------ Available records

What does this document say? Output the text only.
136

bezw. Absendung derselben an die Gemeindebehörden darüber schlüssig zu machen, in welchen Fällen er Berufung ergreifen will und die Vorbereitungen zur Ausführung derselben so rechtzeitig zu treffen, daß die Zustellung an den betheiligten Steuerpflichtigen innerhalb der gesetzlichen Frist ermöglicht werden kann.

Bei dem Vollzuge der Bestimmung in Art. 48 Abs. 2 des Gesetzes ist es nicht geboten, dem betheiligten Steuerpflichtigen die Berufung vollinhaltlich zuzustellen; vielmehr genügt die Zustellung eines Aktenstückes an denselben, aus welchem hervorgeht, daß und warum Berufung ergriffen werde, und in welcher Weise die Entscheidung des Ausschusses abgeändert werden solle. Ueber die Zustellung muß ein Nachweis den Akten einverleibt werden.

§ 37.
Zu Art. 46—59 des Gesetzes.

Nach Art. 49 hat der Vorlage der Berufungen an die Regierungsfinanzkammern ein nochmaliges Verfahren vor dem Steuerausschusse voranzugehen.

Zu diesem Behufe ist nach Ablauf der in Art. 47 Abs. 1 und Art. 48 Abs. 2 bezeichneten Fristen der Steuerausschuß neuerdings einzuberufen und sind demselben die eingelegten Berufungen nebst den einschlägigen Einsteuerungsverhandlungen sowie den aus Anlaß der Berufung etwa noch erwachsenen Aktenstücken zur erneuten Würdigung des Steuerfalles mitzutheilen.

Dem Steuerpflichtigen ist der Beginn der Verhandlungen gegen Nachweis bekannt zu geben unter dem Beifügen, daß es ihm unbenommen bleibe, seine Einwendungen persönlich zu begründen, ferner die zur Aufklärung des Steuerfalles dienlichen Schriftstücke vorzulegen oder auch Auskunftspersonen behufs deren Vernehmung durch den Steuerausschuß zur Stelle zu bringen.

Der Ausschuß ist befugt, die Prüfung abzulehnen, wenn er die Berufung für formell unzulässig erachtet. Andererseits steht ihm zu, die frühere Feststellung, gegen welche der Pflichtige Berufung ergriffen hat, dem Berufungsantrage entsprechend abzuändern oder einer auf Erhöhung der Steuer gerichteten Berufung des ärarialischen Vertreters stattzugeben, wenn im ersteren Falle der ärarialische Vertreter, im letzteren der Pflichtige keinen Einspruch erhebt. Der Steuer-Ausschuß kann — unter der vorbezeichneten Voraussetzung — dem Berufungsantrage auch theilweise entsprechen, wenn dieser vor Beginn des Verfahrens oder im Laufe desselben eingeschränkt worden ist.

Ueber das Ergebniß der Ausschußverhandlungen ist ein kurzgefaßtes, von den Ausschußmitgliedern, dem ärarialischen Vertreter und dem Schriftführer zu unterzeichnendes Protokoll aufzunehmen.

------------

Aim of the task >>
Output the whole listing above again, word for word.

Final result >>
What does this document say? Output the text only.
136

bezw. Absendung derselben an die Gemeindebehörden darüber schlüssig zu machen, in welchen Fällen er Berufung ergreifen will und die Vorbereitungen zur Ausführung derselben so rechtzeitig zu treffen, daß die Zustellung an den betheiligten Steuerpflichtigen innerhalb der gesetzlichen Frist ermöglicht werden kann.

Bei dem Vollzuge der Bestimmung in Art. 48 Abs. 2 des Gesetzes ist es nicht geboten, dem betheiligten Steuerpflichtigen die Berufung vollinhaltlich zuzustellen; vielmehr genügt die Zustellung eines Aktenstückes an denselben, aus welchem hervorgeht, daß und warum Berufung ergriffen werde, und in welcher Weise die Entscheidung des Ausschusses abgeändert werden solle. Ueber die Zustellung muß ein Nachweis den Akten einverleibt werden.

§ 37.
Zu Art. 46—59 des Gesetzes.

Nach Art. 49 hat der Vorlage der Berufungen an die Regierungsfinanzkammern ein nochmaliges Verfahren vor dem Steuerausschusse voranzugehen.

Zu diesem Behufe ist nach Ablauf der in Art. 47 Abs. 1 und Art. 48 Abs. 2 bezeichneten Fristen der Steuerausschuß neuerdings einzuberufen und sind demselben die eingelegten Berufungen nebst den einschlägigen Einsteuerungsverhandlungen sowie den aus Anlaß der Berufung etwa noch erwachsenen Aktenstücken zur erneuten Würdigung des Steuerfalles mitzutheilen.

Dem Steuerpflichtigen ist der Beginn der Verhandlungen gegen Nachweis bekannt zu geben unter dem Beifügen, daß es ihm unbenommen bleibe, seine Einwendungen persönlich zu begründen, ferner die zur Aufklärung des Steuerfalles dienlichen Schriftstücke vorzulegen oder auch Auskunftspersonen behufs deren Vernehmung durch den Steuerausschuß zur Stelle zu bringen.

Der Ausschuß ist befugt, die Prüfung abzulehnen, wenn er die Berufung für formell unzulässig erachtet. Andererseits steht ihm zu, die frühere Feststellung, gegen welche der Pflichtige Berufung ergriffen hat, dem Berufungsantrage entsprechend abzuändern oder einer auf Erhöhung der Steuer gerichteten Berufung des ärarialischen Vertreters stattzugeben, wenn im ersteren Falle der ärarialische Vertreter, im letzteren der Pflichtige keinen Einspruch erhebt. Der Steuer-Ausschuß kann — unter der vorbezeichneten Voraussetzung — dem Berufungsantrage auch theilweise entsprechen, wenn dieser vor Beginn des Verfahrens oder im Laufe desselben eingeschränkt worden ist.

Ueber das Ergebniß der Ausschußverhandlungen ist ein kurzgefaßtes, von den Ausschußmitgliedern, dem ärarialischen Vertreter und dem Schriftführer zu unterzeichnendes Protokoll aufzunehmen.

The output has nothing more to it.